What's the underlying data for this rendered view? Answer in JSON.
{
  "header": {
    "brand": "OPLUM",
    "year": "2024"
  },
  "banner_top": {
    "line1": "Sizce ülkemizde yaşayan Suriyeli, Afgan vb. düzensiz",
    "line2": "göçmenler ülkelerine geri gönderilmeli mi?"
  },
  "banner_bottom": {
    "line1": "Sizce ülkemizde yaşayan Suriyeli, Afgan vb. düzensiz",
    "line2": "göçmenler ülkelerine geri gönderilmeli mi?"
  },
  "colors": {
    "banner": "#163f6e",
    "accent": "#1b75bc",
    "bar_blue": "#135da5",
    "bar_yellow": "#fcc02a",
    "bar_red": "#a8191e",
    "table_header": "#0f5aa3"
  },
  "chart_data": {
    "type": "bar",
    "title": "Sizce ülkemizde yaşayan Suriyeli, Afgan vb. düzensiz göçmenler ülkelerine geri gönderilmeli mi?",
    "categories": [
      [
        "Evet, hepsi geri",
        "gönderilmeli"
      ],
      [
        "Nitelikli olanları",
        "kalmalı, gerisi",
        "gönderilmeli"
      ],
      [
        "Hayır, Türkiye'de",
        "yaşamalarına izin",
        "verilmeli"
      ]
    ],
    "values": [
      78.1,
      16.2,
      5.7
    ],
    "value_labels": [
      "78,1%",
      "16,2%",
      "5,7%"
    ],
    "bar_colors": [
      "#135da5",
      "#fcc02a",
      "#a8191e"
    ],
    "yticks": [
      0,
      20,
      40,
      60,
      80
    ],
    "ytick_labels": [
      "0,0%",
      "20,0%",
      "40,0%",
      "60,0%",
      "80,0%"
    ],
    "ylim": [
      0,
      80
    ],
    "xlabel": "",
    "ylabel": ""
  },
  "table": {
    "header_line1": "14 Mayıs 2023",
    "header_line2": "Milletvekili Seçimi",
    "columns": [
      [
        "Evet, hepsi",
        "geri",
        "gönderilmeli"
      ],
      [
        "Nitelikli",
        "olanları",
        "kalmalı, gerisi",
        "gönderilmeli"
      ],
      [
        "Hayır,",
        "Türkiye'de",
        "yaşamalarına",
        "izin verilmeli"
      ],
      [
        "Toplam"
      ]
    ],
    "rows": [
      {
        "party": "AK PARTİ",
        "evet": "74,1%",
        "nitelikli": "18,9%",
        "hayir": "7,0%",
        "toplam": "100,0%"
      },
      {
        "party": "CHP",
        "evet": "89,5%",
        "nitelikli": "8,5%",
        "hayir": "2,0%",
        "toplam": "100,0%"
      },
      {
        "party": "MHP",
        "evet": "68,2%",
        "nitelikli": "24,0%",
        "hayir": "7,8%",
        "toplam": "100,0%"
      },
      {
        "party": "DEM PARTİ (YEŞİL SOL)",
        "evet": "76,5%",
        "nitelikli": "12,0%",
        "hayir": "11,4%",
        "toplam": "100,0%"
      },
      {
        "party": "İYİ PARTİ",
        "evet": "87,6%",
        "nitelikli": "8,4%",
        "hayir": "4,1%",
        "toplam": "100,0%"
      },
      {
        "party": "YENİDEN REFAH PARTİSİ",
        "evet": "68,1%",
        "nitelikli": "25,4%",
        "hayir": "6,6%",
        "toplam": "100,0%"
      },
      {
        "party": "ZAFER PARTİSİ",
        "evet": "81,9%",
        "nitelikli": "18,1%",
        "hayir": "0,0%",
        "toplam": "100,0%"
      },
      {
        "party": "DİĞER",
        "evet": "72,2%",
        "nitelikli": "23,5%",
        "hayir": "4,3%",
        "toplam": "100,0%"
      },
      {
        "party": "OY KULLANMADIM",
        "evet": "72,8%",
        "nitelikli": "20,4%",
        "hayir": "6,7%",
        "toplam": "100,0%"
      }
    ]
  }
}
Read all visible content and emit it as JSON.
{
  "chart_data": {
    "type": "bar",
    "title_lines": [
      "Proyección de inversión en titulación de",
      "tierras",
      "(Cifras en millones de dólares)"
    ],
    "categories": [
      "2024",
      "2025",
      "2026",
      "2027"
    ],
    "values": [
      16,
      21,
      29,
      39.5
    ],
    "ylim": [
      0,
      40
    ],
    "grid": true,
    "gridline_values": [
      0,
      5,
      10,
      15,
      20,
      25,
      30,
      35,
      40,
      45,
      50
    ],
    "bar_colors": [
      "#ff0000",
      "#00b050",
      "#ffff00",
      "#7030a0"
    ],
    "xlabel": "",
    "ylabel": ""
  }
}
* * * * *
PROBLEM DESCRIPTION: Repeat the data above, word for word.

RESPONSE:
What's the underlying data for this rendered view? Answer in JSON.
{
  "header": {
    "brand": "OPLUM",
    "year": "2024"
  },
  "banner_top": {
    "line1": "Sizce ülkemizde yaşayan Suriyeli, Afgan vb. düzensiz",
    "line2": "göçmenler ülkelerine geri gönderilmeli mi?"
  },
  "banner_bottom": {
    "line1": "Sizce ülkemizde yaşayan Suriyeli, Afgan vb. düzensiz",
    "line2": "göçmenler ülkelerine geri gönderilmeli mi?"
  },
  "colors": {
    "banner": "#163f6e",
    "accent": "#1b75bc",
    "bar_blue": "#135da5",
    "bar_yellow": "#fcc02a",
    "bar_red": "#a8191e",
    "table_header": "#0f5aa3"
  },
  "chart_data": {
    "type": "bar",
    "title": "Sizce ülkemizde yaşayan Suriyeli, Afgan vb. düzensiz göçmenler ülkelerine geri gönderilmeli mi?",
    "categories": [
      [
        "Evet, hepsi geri",
        "gönderilmeli"
      ],
      [
        "Nitelikli olanları",
        "kalmalı, gerisi",
        "gönderilmeli"
      ],
      [
        "Hayır, Türkiye'de",
        "yaşamalarına izin",
        "verilmeli"
      ]
    ],
    "values": [
      78.1,
      16.2,
      5.7
    ],
    "value_labels": [
      "78,1%",
      "16,2%",
      "5,7%"
    ],
    "bar_colors": [
      "#135da5",
      "#fcc02a",
      "#a8191e"
    ],
    "yticks": [
      0,
      20,
      40,
      60,
      80
    ],
    "ytick_labels": [
      "0,0%",
      "20,0%",
      "40,0%",
      "60,0%",
      "80,0%"
    ],
    "ylim": [
      0,
      80
    ],
    "xlabel": "",
    "ylabel": ""
  },
  "table": {
    "header_line1": "14 Mayıs 2023",
    "header_line2": "Milletvekili Seçimi",
    "columns": [
      [
        "Evet, hepsi",
        "geri",
        "gönderilmeli"
      ],
      [
        "Nitelikli",
        "olanları",
        "kalmalı, gerisi",
        "gönderilmeli"
      ],
      [
        "Hayır,",
        "Türkiye'de",
        "yaşamalarına",
        "izin verilmeli"
      ],
      [
        "Toplam"
      ]
    ],
    "rows": [
      {
        "party": "AK PARTİ",
        "evet": "74,1%",
        "nitelikli": "18,9%",
        "hayir": "7,0%",
        "toplam": "100,0%"
      },
      {
        "party": "CHP",
        "evet": "89,5%",
        "nitelikli": "8,5%",
        "hayir": "2,0%",
        "toplam": "100,0%"
      },
      {
        "party": "MHP",
        "evet": "68,2%",
        "nitelikli": "24,0%",
        "hayir": "7,8%",
        "toplam": "100,0%"
      },
      {
        "party": "DEM PARTİ (YEŞİL SOL)",
        "evet": "76,5%",
        "nitelikli": "12,0%",
        "hayir": "11,4%",
        "toplam": "100,0%"
      },
      {
        "party": "İYİ PARTİ",
        "evet": "87,6%",
        "nitelikli": "8,4%",
        "hayir": "4,1%",
        "toplam": "100,0%"
      },
      {
        "party": "YENİDEN REFAH PARTİSİ",
        "evet": "68,1%",
        "nitelikli": "25,4%",
        "hayir": "6,6%",
        "toplam": "100,0%"
      },
      {
        "party": "ZAFER PARTİSİ",
        "evet": "81,9%",
        "nitelikli": "18,1%",
        "hayir": "0,0%",
        "toplam": "100,0%"
      },
      {
        "party": "DİĞER",
        "evet": "72,2%",
        "nitelikli": "23,5%",
        "hayir": "4,3%",
        "toplam": "100,0%"
      },
      {
        "party": "OY KULLANMADIM",
        "evet": "72,8%",
        "nitelikli": "20,4%",
        "hayir": "6,7%",
        "toplam": "100,0%"
      }
    ]
  }
}
Read all visible content and emit it as JSON.
{
  "chart_data": {
    "type": "bar",
    "title_lines": [
      "Proyección de inversión en titulación de",
      "tierras",
      "(Cifras en millones de dólares)"
    ],
    "categories": [
      "2024",
      "2025",
      "2026",
      "2027"
    ],
    "values": [
      16,
      21,
      29,
      39.5
    ],
    "ylim": [
      0,
      40
    ],
    "grid": true,
    "gridline_values": [
      0,
      5,
      10,
      15,
      20,
      25,
      30,
      35,
      40,
      45,
      50
    ],
    "bar_colors": [
      "#ff0000",
      "#00b050",
      "#ffff00",
      "#7030a0"
    ],
    "xlabel": "",
    "ylabel": ""
  }
}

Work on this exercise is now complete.